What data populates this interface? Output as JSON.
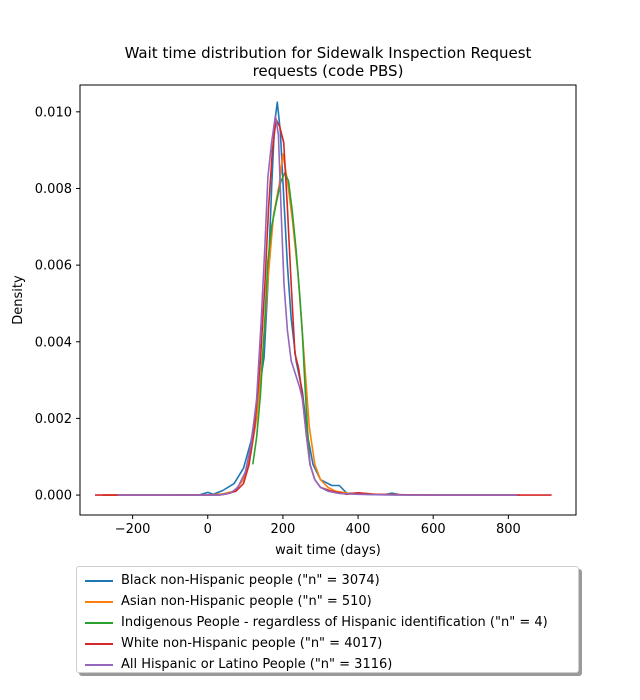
{
  "chart_data": {
    "type": "line",
    "title": "Wait time distribution  for Sidewalk Inspection Request",
    "subtitle": "requests (code PBS)",
    "xlabel": "wait time (days)",
    "ylabel": "Density",
    "xlim": [
      -340,
      980
    ],
    "ylim": [
      -0.00052,
      0.0107
    ],
    "x_ticks": [
      -200,
      0,
      200,
      400,
      600,
      800
    ],
    "x_tick_labels": [
      "−200",
      "0",
      "200",
      "400",
      "600",
      "800"
    ],
    "y_ticks": [
      0,
      0.002,
      0.004,
      0.006,
      0.008,
      0.01
    ],
    "y_tick_labels": [
      "0.000",
      "0.002",
      "0.004",
      "0.006",
      "0.008",
      "0.010"
    ],
    "grid": false,
    "legend_position": "below",
    "series": [
      {
        "name": "Black non-Hispanic people (\"n\" = 3074)",
        "color": "#1f77b4",
        "points": [
          [
            -280,
            0
          ],
          [
            -100,
            0
          ],
          [
            -20,
            1e-05
          ],
          [
            0,
            7e-05
          ],
          [
            15,
            2e-05
          ],
          [
            40,
            0.00012
          ],
          [
            70,
            0.0003
          ],
          [
            95,
            0.0007
          ],
          [
            115,
            0.0014
          ],
          [
            130,
            0.0023
          ],
          [
            150,
            0.0036
          ],
          [
            160,
            0.0055
          ],
          [
            170,
            0.008
          ],
          [
            178,
            0.0097
          ],
          [
            185,
            0.01025
          ],
          [
            193,
            0.0095
          ],
          [
            202,
            0.0078
          ],
          [
            212,
            0.006
          ],
          [
            222,
            0.0046
          ],
          [
            235,
            0.0035
          ],
          [
            252,
            0.0027
          ],
          [
            265,
            0.0016
          ],
          [
            280,
            0.0008
          ],
          [
            300,
            0.0004
          ],
          [
            330,
            0.00025
          ],
          [
            350,
            0.00025
          ],
          [
            370,
            5e-05
          ],
          [
            400,
            5e-05
          ],
          [
            420,
            2e-05
          ],
          [
            470,
            1e-05
          ],
          [
            490,
            5e-05
          ],
          [
            510,
            1e-05
          ],
          [
            600,
            0
          ],
          [
            800,
            0
          ],
          [
            830,
            0
          ]
        ]
      },
      {
        "name": "Asian non-Hispanic people (\"n\" = 510)",
        "color": "#ff7f0e",
        "points": [
          [
            -280,
            0
          ],
          [
            -100,
            0
          ],
          [
            0,
            0
          ],
          [
            40,
            3e-05
          ],
          [
            70,
            0.0001
          ],
          [
            95,
            0.0004
          ],
          [
            115,
            0.0011
          ],
          [
            130,
            0.002
          ],
          [
            145,
            0.0035
          ],
          [
            160,
            0.0056
          ],
          [
            175,
            0.0073
          ],
          [
            190,
            0.0081
          ],
          [
            200,
            0.0089
          ],
          [
            212,
            0.0082
          ],
          [
            225,
            0.0072
          ],
          [
            240,
            0.0058
          ],
          [
            255,
            0.0038
          ],
          [
            270,
            0.0018
          ],
          [
            285,
            0.0008
          ],
          [
            300,
            0.0004
          ],
          [
            320,
            0.0002
          ],
          [
            340,
            0.0001
          ],
          [
            380,
            4e-05
          ],
          [
            400,
            6e-05
          ],
          [
            450,
            2e-05
          ],
          [
            500,
            1e-05
          ],
          [
            600,
            0
          ],
          [
            800,
            0
          ],
          [
            830,
            0
          ]
        ]
      },
      {
        "name": "Indigenous People - regardless of Hispanic identification (\"n\" = 4)",
        "color": "#2ca02c",
        "points": [
          [
            120,
            0.0008
          ],
          [
            130,
            0.0015
          ],
          [
            140,
            0.0026
          ],
          [
            150,
            0.0042
          ],
          [
            160,
            0.0061
          ],
          [
            170,
            0.007
          ],
          [
            182,
            0.0076
          ],
          [
            195,
            0.0082
          ],
          [
            205,
            0.0084
          ],
          [
            215,
            0.0082
          ],
          [
            225,
            0.0074
          ],
          [
            235,
            0.0064
          ],
          [
            245,
            0.0052
          ],
          [
            252,
            0.0042
          ],
          [
            258,
            0.003
          ],
          [
            265,
            0.0018
          ],
          [
            272,
            0.0008
          ]
        ]
      },
      {
        "name": "White non-Hispanic people (\"n\" = 4017)",
        "color": "#d62728",
        "points": [
          [
            -300,
            0
          ],
          [
            -100,
            0
          ],
          [
            0,
            0
          ],
          [
            30,
            0
          ],
          [
            50,
            3e-05
          ],
          [
            75,
            0.0001
          ],
          [
            95,
            0.0003
          ],
          [
            110,
            0.0008
          ],
          [
            125,
            0.0018
          ],
          [
            140,
            0.0035
          ],
          [
            152,
            0.0055
          ],
          [
            162,
            0.0075
          ],
          [
            172,
            0.009
          ],
          [
            182,
            0.0098
          ],
          [
            192,
            0.0096
          ],
          [
            202,
            0.0092
          ],
          [
            212,
            0.0075
          ],
          [
            222,
            0.0055
          ],
          [
            232,
            0.0037
          ],
          [
            242,
            0.0033
          ],
          [
            252,
            0.0026
          ],
          [
            262,
            0.0016
          ],
          [
            272,
            0.0008
          ],
          [
            285,
            0.0004
          ],
          [
            300,
            0.0002
          ],
          [
            330,
            0.0001
          ],
          [
            370,
            2e-05
          ],
          [
            400,
            6e-05
          ],
          [
            440,
            2e-05
          ],
          [
            500,
            1e-05
          ],
          [
            600,
            0
          ],
          [
            800,
            0
          ],
          [
            915,
            0
          ]
        ]
      },
      {
        "name": "All Hispanic or Latino People (\"n\" = 3116)",
        "color": "#9467bd",
        "points": [
          [
            -240,
            0
          ],
          [
            -100,
            0
          ],
          [
            0,
            0
          ],
          [
            30,
            0
          ],
          [
            60,
            5e-05
          ],
          [
            80,
            0.0002
          ],
          [
            100,
            0.0006
          ],
          [
            115,
            0.0013
          ],
          [
            130,
            0.0025
          ],
          [
            142,
            0.0045
          ],
          [
            152,
            0.0065
          ],
          [
            160,
            0.0083
          ],
          [
            170,
            0.0092
          ],
          [
            180,
            0.0099
          ],
          [
            188,
            0.0094
          ],
          [
            195,
            0.0075
          ],
          [
            203,
            0.0055
          ],
          [
            212,
            0.0043
          ],
          [
            222,
            0.0035
          ],
          [
            232,
            0.0032
          ],
          [
            245,
            0.0028
          ],
          [
            252,
            0.0025
          ],
          [
            262,
            0.0016
          ],
          [
            272,
            0.0008
          ],
          [
            285,
            0.0004
          ],
          [
            300,
            0.0002
          ],
          [
            320,
            0.0001
          ],
          [
            350,
            4e-05
          ],
          [
            400,
            2e-05
          ],
          [
            500,
            0
          ],
          [
            600,
            0
          ],
          [
            800,
            0
          ],
          [
            825,
            0
          ]
        ]
      }
    ]
  }
}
* * * * * * *
- _What needs to be done_
Repeat every record precisely. Any picture among them stays out of the copy.

- _Solution to this task_
What data populates this interface? Output as JSON.
{
  "chart_data": {
    "type": "line",
    "title": "Wait time distribution  for Sidewalk Inspection Request",
    "subtitle": "requests (code PBS)",
    "xlabel": "wait time (days)",
    "ylabel": "Density",
    "xlim": [
      -340,
      980
    ],
    "ylim": [
      -0.00052,
      0.0107
    ],
    "x_ticks": [
      -200,
      0,
      200,
      400,
      600,
      800
    ],
    "x_tick_labels": [
      "−200",
      "0",
      "200",
      "400",
      "600",
      "800"
    ],
    "y_ticks": [
      0,
      0.002,
      0.004,
      0.006,
      0.008,
      0.01
    ],
    "y_tick_labels": [
      "0.000",
      "0.002",
      "0.004",
      "0.006",
      "0.008",
      "0.010"
    ],
    "grid": false,
    "legend_position": "below",
    "series": [
      {
        "name": "Black non-Hispanic people (\"n\" = 3074)",
        "color": "#1f77b4",
        "points": [
          [
            -280,
            0
          ],
          [
            -100,
            0
          ],
          [
            -20,
            1e-05
          ],
          [
            0,
            7e-05
          ],
          [
            15,
            2e-05
          ],
          [
            40,
            0.00012
          ],
          [
            70,
            0.0003
          ],
          [
            95,
            0.0007
          ],
          [
            115,
            0.0014
          ],
          [
            130,
            0.0023
          ],
          [
            150,
            0.0036
          ],
          [
            160,
            0.0055
          ],
          [
            170,
            0.008
          ],
          [
            178,
            0.0097
          ],
          [
            185,
            0.01025
          ],
          [
            193,
            0.0095
          ],
          [
            202,
            0.0078
          ],
          [
            212,
            0.006
          ],
          [
            222,
            0.0046
          ],
          [
            235,
            0.0035
          ],
          [
            252,
            0.0027
          ],
          [
            265,
            0.0016
          ],
          [
            280,
            0.0008
          ],
          [
            300,
            0.0004
          ],
          [
            330,
            0.00025
          ],
          [
            350,
            0.00025
          ],
          [
            370,
            5e-05
          ],
          [
            400,
            5e-05
          ],
          [
            420,
            2e-05
          ],
          [
            470,
            1e-05
          ],
          [
            490,
            5e-05
          ],
          [
            510,
            1e-05
          ],
          [
            600,
            0
          ],
          [
            800,
            0
          ],
          [
            830,
            0
          ]
        ]
      },
      {
        "name": "Asian non-Hispanic people (\"n\" = 510)",
        "color": "#ff7f0e",
        "points": [
          [
            -280,
            0
          ],
          [
            -100,
            0
          ],
          [
            0,
            0
          ],
          [
            40,
            3e-05
          ],
          [
            70,
            0.0001
          ],
          [
            95,
            0.0004
          ],
          [
            115,
            0.0011
          ],
          [
            130,
            0.002
          ],
          [
            145,
            0.0035
          ],
          [
            160,
            0.0056
          ],
          [
            175,
            0.0073
          ],
          [
            190,
            0.0081
          ],
          [
            200,
            0.0089
          ],
          [
            212,
            0.0082
          ],
          [
            225,
            0.0072
          ],
          [
            240,
            0.0058
          ],
          [
            255,
            0.0038
          ],
          [
            270,
            0.0018
          ],
          [
            285,
            0.0008
          ],
          [
            300,
            0.0004
          ],
          [
            320,
            0.0002
          ],
          [
            340,
            0.0001
          ],
          [
            380,
            4e-05
          ],
          [
            400,
            6e-05
          ],
          [
            450,
            2e-05
          ],
          [
            500,
            1e-05
          ],
          [
            600,
            0
          ],
          [
            800,
            0
          ],
          [
            830,
            0
          ]
        ]
      },
      {
        "name": "Indigenous People - regardless of Hispanic identification (\"n\" = 4)",
        "color": "#2ca02c",
        "points": [
          [
            120,
            0.0008
          ],
          [
            130,
            0.0015
          ],
          [
            140,
            0.0026
          ],
          [
            150,
            0.0042
          ],
          [
            160,
            0.0061
          ],
          [
            170,
            0.007
          ],
          [
            182,
            0.0076
          ],
          [
            195,
            0.0082
          ],
          [
            205,
            0.0084
          ],
          [
            215,
            0.0082
          ],
          [
            225,
            0.0074
          ],
          [
            235,
            0.0064
          ],
          [
            245,
            0.0052
          ],
          [
            252,
            0.0042
          ],
          [
            258,
            0.003
          ],
          [
            265,
            0.0018
          ],
          [
            272,
            0.0008
          ]
        ]
      },
      {
        "name": "White non-Hispanic people (\"n\" = 4017)",
        "color": "#d62728",
        "points": [
          [
            -300,
            0
          ],
          [
            -100,
            0
          ],
          [
            0,
            0
          ],
          [
            30,
            0
          ],
          [
            50,
            3e-05
          ],
          [
            75,
            0.0001
          ],
          [
            95,
            0.0003
          ],
          [
            110,
            0.0008
          ],
          [
            125,
            0.0018
          ],
          [
            140,
            0.0035
          ],
          [
            152,
            0.0055
          ],
          [
            162,
            0.0075
          ],
          [
            172,
            0.009
          ],
          [
            182,
            0.0098
          ],
          [
            192,
            0.0096
          ],
          [
            202,
            0.0092
          ],
          [
            212,
            0.0075
          ],
          [
            222,
            0.0055
          ],
          [
            232,
            0.0037
          ],
          [
            242,
            0.0033
          ],
          [
            252,
            0.0026
          ],
          [
            262,
            0.0016
          ],
          [
            272,
            0.0008
          ],
          [
            285,
            0.0004
          ],
          [
            300,
            0.0002
          ],
          [
            330,
            0.0001
          ],
          [
            370,
            2e-05
          ],
          [
            400,
            6e-05
          ],
          [
            440,
            2e-05
          ],
          [
            500,
            1e-05
          ],
          [
            600,
            0
          ],
          [
            800,
            0
          ],
          [
            915,
            0
          ]
        ]
      },
      {
        "name": "All Hispanic or Latino People (\"n\" = 3116)",
        "color": "#9467bd",
        "points": [
          [
            -240,
            0
          ],
          [
            -100,
            0
          ],
          [
            0,
            0
          ],
          [
            30,
            0
          ],
          [
            60,
            5e-05
          ],
          [
            80,
            0.0002
          ],
          [
            100,
            0.0006
          ],
          [
            115,
            0.0013
          ],
          [
            130,
            0.0025
          ],
          [
            142,
            0.0045
          ],
          [
            152,
            0.0065
          ],
          [
            160,
            0.0083
          ],
          [
            170,
            0.0092
          ],
          [
            180,
            0.0099
          ],
          [
            188,
            0.0094
          ],
          [
            195,
            0.0075
          ],
          [
            203,
            0.0055
          ],
          [
            212,
            0.0043
          ],
          [
            222,
            0.0035
          ],
          [
            232,
            0.0032
          ],
          [
            245,
            0.0028
          ],
          [
            252,
            0.0025
          ],
          [
            262,
            0.0016
          ],
          [
            272,
            0.0008
          ],
          [
            285,
            0.0004
          ],
          [
            300,
            0.0002
          ],
          [
            320,
            0.0001
          ],
          [
            350,
            4e-05
          ],
          [
            400,
            2e-05
          ],
          [
            500,
            0
          ],
          [
            600,
            0
          ],
          [
            800,
            0
          ],
          [
            825,
            0
          ]
        ]
      }
    ]
  }
}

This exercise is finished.